Set task:
Look below for the line that contains "What data was", then copy it and each following line to the end of the records, minus any pictures.

Excerpts from a figure dataset:
================================
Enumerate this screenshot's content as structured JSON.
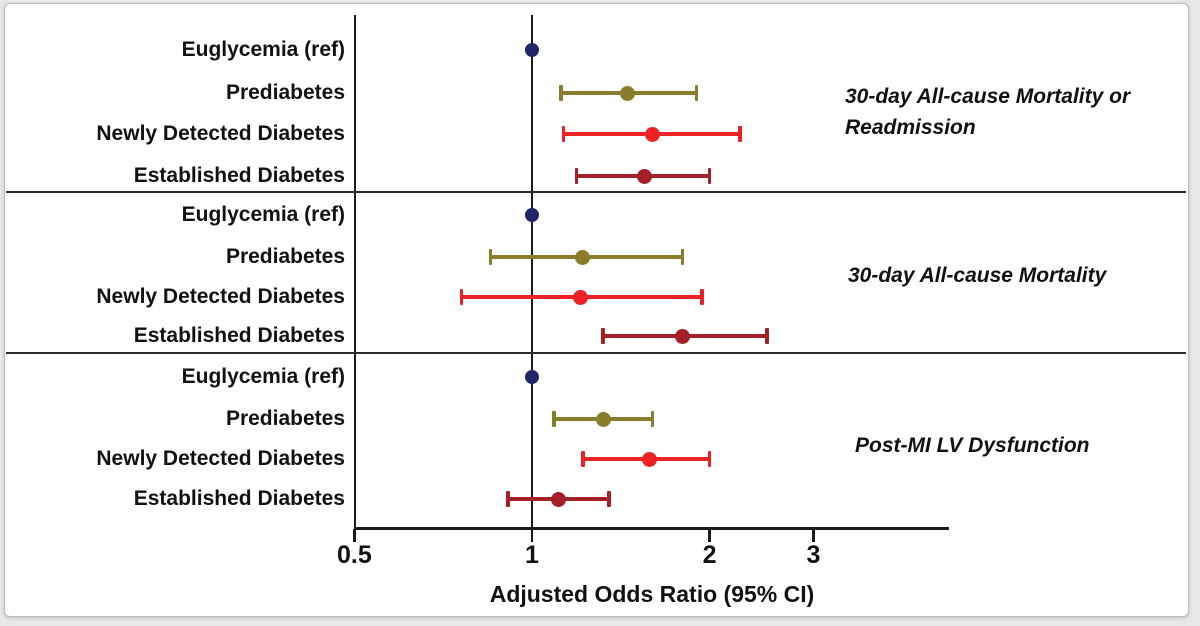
{
  "chart_data": {
    "type": "forest",
    "x_scale": "log",
    "xlabel": "Adjusted Odds Ratio (95% CI)",
    "x_ticks": [
      {
        "label": "0.5",
        "value": 0.5
      },
      {
        "label": "1",
        "value": 1
      },
      {
        "label": "2",
        "value": 2
      },
      {
        "label": "3",
        "value": 3
      }
    ],
    "x_range": [
      0.5,
      3.9
    ],
    "reference_value": 1,
    "grid": "off",
    "legend": "none",
    "colors": {
      "euglycemia": "#1f2668",
      "prediabetes": "#8a7d2a",
      "newly_detected": "#ee2224",
      "established": "#a32126",
      "axis": "#1a1a1a"
    },
    "panels": [
      {
        "title": "30-day All-cause Mortality or Readmission",
        "title_lines": [
          "30-day All-cause Mortality or",
          "Readmission"
        ],
        "rows": [
          {
            "label": "Euglycemia (ref)",
            "or": 1.0,
            "lo": null,
            "hi": null,
            "color": "euglycemia"
          },
          {
            "label": "Prediabetes",
            "or": 1.45,
            "lo": 1.12,
            "hi": 1.9,
            "color": "prediabetes"
          },
          {
            "label": "Newly Detected Diabetes",
            "or": 1.6,
            "lo": 1.13,
            "hi": 2.25,
            "color": "newly_detected"
          },
          {
            "label": "Established Diabetes",
            "or": 1.55,
            "lo": 1.19,
            "hi": 2.0,
            "color": "established"
          }
        ]
      },
      {
        "title": "30-day All-cause Mortality",
        "title_lines": [
          "30-day All-cause Mortality"
        ],
        "rows": [
          {
            "label": "Euglycemia (ref)",
            "or": 1.0,
            "lo": null,
            "hi": null,
            "color": "euglycemia"
          },
          {
            "label": "Prediabetes",
            "or": 1.22,
            "lo": 0.85,
            "hi": 1.8,
            "color": "prediabetes"
          },
          {
            "label": "Newly Detected Diabetes",
            "or": 1.21,
            "lo": 0.76,
            "hi": 1.94,
            "color": "newly_detected"
          },
          {
            "label": "Established Diabetes",
            "or": 1.8,
            "lo": 1.32,
            "hi": 2.5,
            "color": "established"
          }
        ]
      },
      {
        "title": "Post-MI LV Dysfunction",
        "title_lines": [
          "Post-MI LV Dysfunction"
        ],
        "rows": [
          {
            "label": "Euglycemia (ref)",
            "or": 1.0,
            "lo": null,
            "hi": null,
            "color": "euglycemia"
          },
          {
            "label": "Prediabetes",
            "or": 1.32,
            "lo": 1.09,
            "hi": 1.6,
            "color": "prediabetes"
          },
          {
            "label": "Newly Detected Diabetes",
            "or": 1.58,
            "lo": 1.22,
            "hi": 2.0,
            "color": "newly_detected"
          },
          {
            "label": "Established Diabetes",
            "or": 1.11,
            "lo": 0.91,
            "hi": 1.35,
            "color": "established"
          }
        ]
      }
    ]
  }
}
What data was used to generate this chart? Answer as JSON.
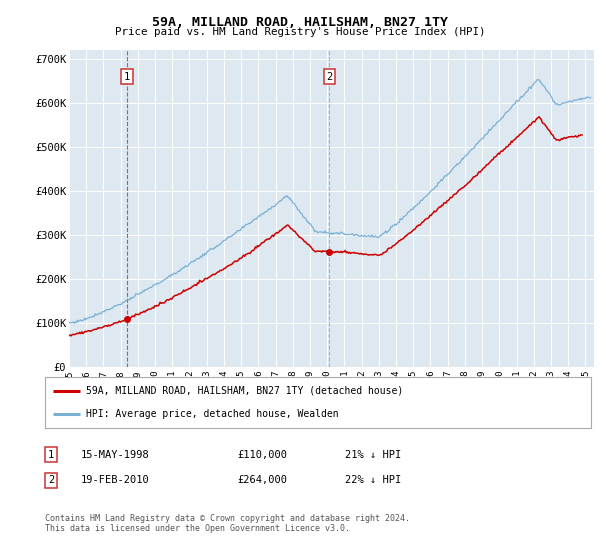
{
  "title": "59A, MILLAND ROAD, HAILSHAM, BN27 1TY",
  "subtitle": "Price paid vs. HM Land Registry's House Price Index (HPI)",
  "ylim": [
    0,
    720000
  ],
  "xlim_start": 1995.0,
  "xlim_end": 2025.5,
  "background_color": "#ffffff",
  "plot_bg_color": "#dde8f0",
  "grid_color": "#ffffff",
  "red_line_color": "#cc0000",
  "blue_line_color": "#7ab0d4",
  "marker1_date": 1998.37,
  "marker2_date": 2010.13,
  "legend_red_label": "59A, MILLAND ROAD, HAILSHAM, BN27 1TY (detached house)",
  "legend_blue_label": "HPI: Average price, detached house, Wealden",
  "table_row1": [
    "1",
    "15-MAY-1998",
    "£110,000",
    "21% ↓ HPI"
  ],
  "table_row2": [
    "2",
    "19-FEB-2010",
    "£264,000",
    "22% ↓ HPI"
  ],
  "footer": "Contains HM Land Registry data © Crown copyright and database right 2024.\nThis data is licensed under the Open Government Licence v3.0."
}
================================
Final result:
What data was used to generate this chart? Answer as JSON.
{
  "title": "59A, MILLAND ROAD, HAILSHAM, BN27 1TY",
  "subtitle": "Price paid vs. HM Land Registry's House Price Index (HPI)",
  "ylim": [
    0,
    720000
  ],
  "xlim_start": 1995.0,
  "xlim_end": 2025.5,
  "background_color": "#ffffff",
  "plot_bg_color": "#dde8f0",
  "grid_color": "#ffffff",
  "red_line_color": "#cc0000",
  "blue_line_color": "#7ab0d4",
  "marker1_date": 1998.37,
  "marker2_date": 2010.13,
  "legend_red_label": "59A, MILLAND ROAD, HAILSHAM, BN27 1TY (detached house)",
  "legend_blue_label": "HPI: Average price, detached house, Wealden",
  "table_row1": [
    "1",
    "15-MAY-1998",
    "£110,000",
    "21% ↓ HPI"
  ],
  "table_row2": [
    "2",
    "19-FEB-2010",
    "£264,000",
    "22% ↓ HPI"
  ],
  "footer": "Contains HM Land Registry data © Crown copyright and database right 2024.\nThis data is licensed under the Open Government Licence v3.0."
}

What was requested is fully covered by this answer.